*Goal of the exercise:*
Output the full material exactly as it appears here.

______________________________

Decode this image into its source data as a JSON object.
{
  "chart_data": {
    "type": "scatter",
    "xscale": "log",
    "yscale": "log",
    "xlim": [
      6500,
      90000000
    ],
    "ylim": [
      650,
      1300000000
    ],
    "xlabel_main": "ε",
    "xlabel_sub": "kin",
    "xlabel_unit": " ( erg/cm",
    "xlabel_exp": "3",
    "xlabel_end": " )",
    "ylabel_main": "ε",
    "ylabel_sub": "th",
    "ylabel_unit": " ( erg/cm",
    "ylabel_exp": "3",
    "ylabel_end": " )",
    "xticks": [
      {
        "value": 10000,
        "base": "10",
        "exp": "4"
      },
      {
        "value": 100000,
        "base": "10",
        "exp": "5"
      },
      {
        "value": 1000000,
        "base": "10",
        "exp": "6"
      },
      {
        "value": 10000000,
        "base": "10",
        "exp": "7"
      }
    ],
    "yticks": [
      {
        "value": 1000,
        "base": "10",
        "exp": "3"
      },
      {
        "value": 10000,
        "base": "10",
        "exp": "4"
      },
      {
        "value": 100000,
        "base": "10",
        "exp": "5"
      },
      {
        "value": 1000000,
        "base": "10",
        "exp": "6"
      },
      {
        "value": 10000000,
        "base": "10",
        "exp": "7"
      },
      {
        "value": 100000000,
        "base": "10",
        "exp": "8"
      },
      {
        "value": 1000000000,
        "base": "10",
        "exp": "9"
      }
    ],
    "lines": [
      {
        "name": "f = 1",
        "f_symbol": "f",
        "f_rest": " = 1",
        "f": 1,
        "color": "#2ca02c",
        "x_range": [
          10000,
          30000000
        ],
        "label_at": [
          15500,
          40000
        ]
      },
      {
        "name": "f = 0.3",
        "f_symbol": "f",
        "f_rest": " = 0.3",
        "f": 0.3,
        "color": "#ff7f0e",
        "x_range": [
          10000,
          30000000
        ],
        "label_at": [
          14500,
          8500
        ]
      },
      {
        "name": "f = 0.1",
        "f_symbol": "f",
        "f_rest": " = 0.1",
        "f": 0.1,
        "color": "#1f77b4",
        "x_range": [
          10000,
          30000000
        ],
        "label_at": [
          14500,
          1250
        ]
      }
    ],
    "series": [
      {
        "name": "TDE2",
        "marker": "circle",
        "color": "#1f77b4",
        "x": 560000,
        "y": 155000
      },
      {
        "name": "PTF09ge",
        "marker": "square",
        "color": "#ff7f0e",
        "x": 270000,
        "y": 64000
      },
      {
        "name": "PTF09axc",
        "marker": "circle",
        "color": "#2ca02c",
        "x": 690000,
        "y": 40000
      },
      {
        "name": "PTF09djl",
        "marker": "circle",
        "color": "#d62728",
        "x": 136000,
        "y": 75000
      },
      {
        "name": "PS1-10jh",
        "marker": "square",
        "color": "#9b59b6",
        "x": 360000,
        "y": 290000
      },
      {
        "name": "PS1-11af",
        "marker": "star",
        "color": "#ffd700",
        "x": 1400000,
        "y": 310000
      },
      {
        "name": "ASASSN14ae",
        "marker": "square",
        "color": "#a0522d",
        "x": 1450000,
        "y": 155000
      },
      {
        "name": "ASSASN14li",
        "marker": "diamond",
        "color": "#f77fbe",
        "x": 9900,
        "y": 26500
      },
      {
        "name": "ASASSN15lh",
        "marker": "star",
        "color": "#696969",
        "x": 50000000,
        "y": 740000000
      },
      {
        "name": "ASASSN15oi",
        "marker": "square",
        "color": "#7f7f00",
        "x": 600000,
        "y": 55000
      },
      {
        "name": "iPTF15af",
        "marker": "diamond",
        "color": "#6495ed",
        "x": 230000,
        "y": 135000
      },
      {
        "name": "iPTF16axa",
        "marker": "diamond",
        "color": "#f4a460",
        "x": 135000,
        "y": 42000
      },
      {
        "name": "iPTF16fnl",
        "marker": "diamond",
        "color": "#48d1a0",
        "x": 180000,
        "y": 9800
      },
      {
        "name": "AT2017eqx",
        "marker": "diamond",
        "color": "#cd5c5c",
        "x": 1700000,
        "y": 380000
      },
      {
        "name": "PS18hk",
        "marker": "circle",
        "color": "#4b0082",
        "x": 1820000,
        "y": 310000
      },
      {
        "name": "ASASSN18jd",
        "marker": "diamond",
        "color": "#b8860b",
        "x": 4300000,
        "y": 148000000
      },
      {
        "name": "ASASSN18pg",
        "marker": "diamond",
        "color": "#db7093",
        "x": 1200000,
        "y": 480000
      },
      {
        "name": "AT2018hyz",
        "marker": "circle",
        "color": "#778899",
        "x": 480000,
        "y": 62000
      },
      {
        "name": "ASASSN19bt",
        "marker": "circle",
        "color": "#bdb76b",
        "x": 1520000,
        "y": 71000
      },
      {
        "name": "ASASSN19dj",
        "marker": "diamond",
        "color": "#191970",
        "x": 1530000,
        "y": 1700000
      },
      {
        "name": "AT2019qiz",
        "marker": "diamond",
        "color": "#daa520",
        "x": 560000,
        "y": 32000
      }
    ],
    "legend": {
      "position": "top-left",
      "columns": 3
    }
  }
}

______________________________

*Complete response:*
Decode this image into its source data as a JSON object.
{
  "chart_data": {
    "type": "scatter",
    "xscale": "log",
    "yscale": "log",
    "xlim": [
      6500,
      90000000
    ],
    "ylim": [
      650,
      1300000000
    ],
    "xlabel_main": "ε",
    "xlabel_sub": "kin",
    "xlabel_unit": " ( erg/cm",
    "xlabel_exp": "3",
    "xlabel_end": " )",
    "ylabel_main": "ε",
    "ylabel_sub": "th",
    "ylabel_unit": " ( erg/cm",
    "ylabel_exp": "3",
    "ylabel_end": " )",
    "xticks": [
      {
        "value": 10000,
        "base": "10",
        "exp": "4"
      },
      {
        "value": 100000,
        "base": "10",
        "exp": "5"
      },
      {
        "value": 1000000,
        "base": "10",
        "exp": "6"
      },
      {
        "value": 10000000,
        "base": "10",
        "exp": "7"
      }
    ],
    "yticks": [
      {
        "value": 1000,
        "base": "10",
        "exp": "3"
      },
      {
        "value": 10000,
        "base": "10",
        "exp": "4"
      },
      {
        "value": 100000,
        "base": "10",
        "exp": "5"
      },
      {
        "value": 1000000,
        "base": "10",
        "exp": "6"
      },
      {
        "value": 10000000,
        "base": "10",
        "exp": "7"
      },
      {
        "value": 100000000,
        "base": "10",
        "exp": "8"
      },
      {
        "value": 1000000000,
        "base": "10",
        "exp": "9"
      }
    ],
    "lines": [
      {
        "name": "f = 1",
        "f_symbol": "f",
        "f_rest": " = 1",
        "f": 1,
        "color": "#2ca02c",
        "x_range": [
          10000,
          30000000
        ],
        "label_at": [
          15500,
          40000
        ]
      },
      {
        "name": "f = 0.3",
        "f_symbol": "f",
        "f_rest": " = 0.3",
        "f": 0.3,
        "color": "#ff7f0e",
        "x_range": [
          10000,
          30000000
        ],
        "label_at": [
          14500,
          8500
        ]
      },
      {
        "name": "f = 0.1",
        "f_symbol": "f",
        "f_rest": " = 0.1",
        "f": 0.1,
        "color": "#1f77b4",
        "x_range": [
          10000,
          30000000
        ],
        "label_at": [
          14500,
          1250
        ]
      }
    ],
    "series": [
      {
        "name": "TDE2",
        "marker": "circle",
        "color": "#1f77b4",
        "x": 560000,
        "y": 155000
      },
      {
        "name": "PTF09ge",
        "marker": "square",
        "color": "#ff7f0e",
        "x": 270000,
        "y": 64000
      },
      {
        "name": "PTF09axc",
        "marker": "circle",
        "color": "#2ca02c",
        "x": 690000,
        "y": 40000
      },
      {
        "name": "PTF09djl",
        "marker": "circle",
        "color": "#d62728",
        "x": 136000,
        "y": 75000
      },
      {
        "name": "PS1-10jh",
        "marker": "square",
        "color": "#9b59b6",
        "x": 360000,
        "y": 290000
      },
      {
        "name": "PS1-11af",
        "marker": "star",
        "color": "#ffd700",
        "x": 1400000,
        "y": 310000
      },
      {
        "name": "ASASSN14ae",
        "marker": "square",
        "color": "#a0522d",
        "x": 1450000,
        "y": 155000
      },
      {
        "name": "ASSASN14li",
        "marker": "diamond",
        "color": "#f77fbe",
        "x": 9900,
        "y": 26500
      },
      {
        "name": "ASASSN15lh",
        "marker": "star",
        "color": "#696969",
        "x": 50000000,
        "y": 740000000
      },
      {
        "name": "ASASSN15oi",
        "marker": "square",
        "color": "#7f7f00",
        "x": 600000,
        "y": 55000
      },
      {
        "name": "iPTF15af",
        "marker": "diamond",
        "color": "#6495ed",
        "x": 230000,
        "y": 135000
      },
      {
        "name": "iPTF16axa",
        "marker": "diamond",
        "color": "#f4a460",
        "x": 135000,
        "y": 42000
      },
      {
        "name": "iPTF16fnl",
        "marker": "diamond",
        "color": "#48d1a0",
        "x": 180000,
        "y": 9800
      },
      {
        "name": "AT2017eqx",
        "marker": "diamond",
        "color": "#cd5c5c",
        "x": 1700000,
        "y": 380000
      },
      {
        "name": "PS18hk",
        "marker": "circle",
        "color": "#4b0082",
        "x": 1820000,
        "y": 310000
      },
      {
        "name": "ASASSN18jd",
        "marker": "diamond",
        "color": "#b8860b",
        "x": 4300000,
        "y": 148000000
      },
      {
        "name": "ASASSN18pg",
        "marker": "diamond",
        "color": "#db7093",
        "x": 1200000,
        "y": 480000
      },
      {
        "name": "AT2018hyz",
        "marker": "circle",
        "color": "#778899",
        "x": 480000,
        "y": 62000
      },
      {
        "name": "ASASSN19bt",
        "marker": "circle",
        "color": "#bdb76b",
        "x": 1520000,
        "y": 71000
      },
      {
        "name": "ASASSN19dj",
        "marker": "diamond",
        "color": "#191970",
        "x": 1530000,
        "y": 1700000
      },
      {
        "name": "AT2019qiz",
        "marker": "diamond",
        "color": "#daa520",
        "x": 560000,
        "y": 32000
      }
    ],
    "legend": {
      "position": "top-left",
      "columns": 3
    }
  }
}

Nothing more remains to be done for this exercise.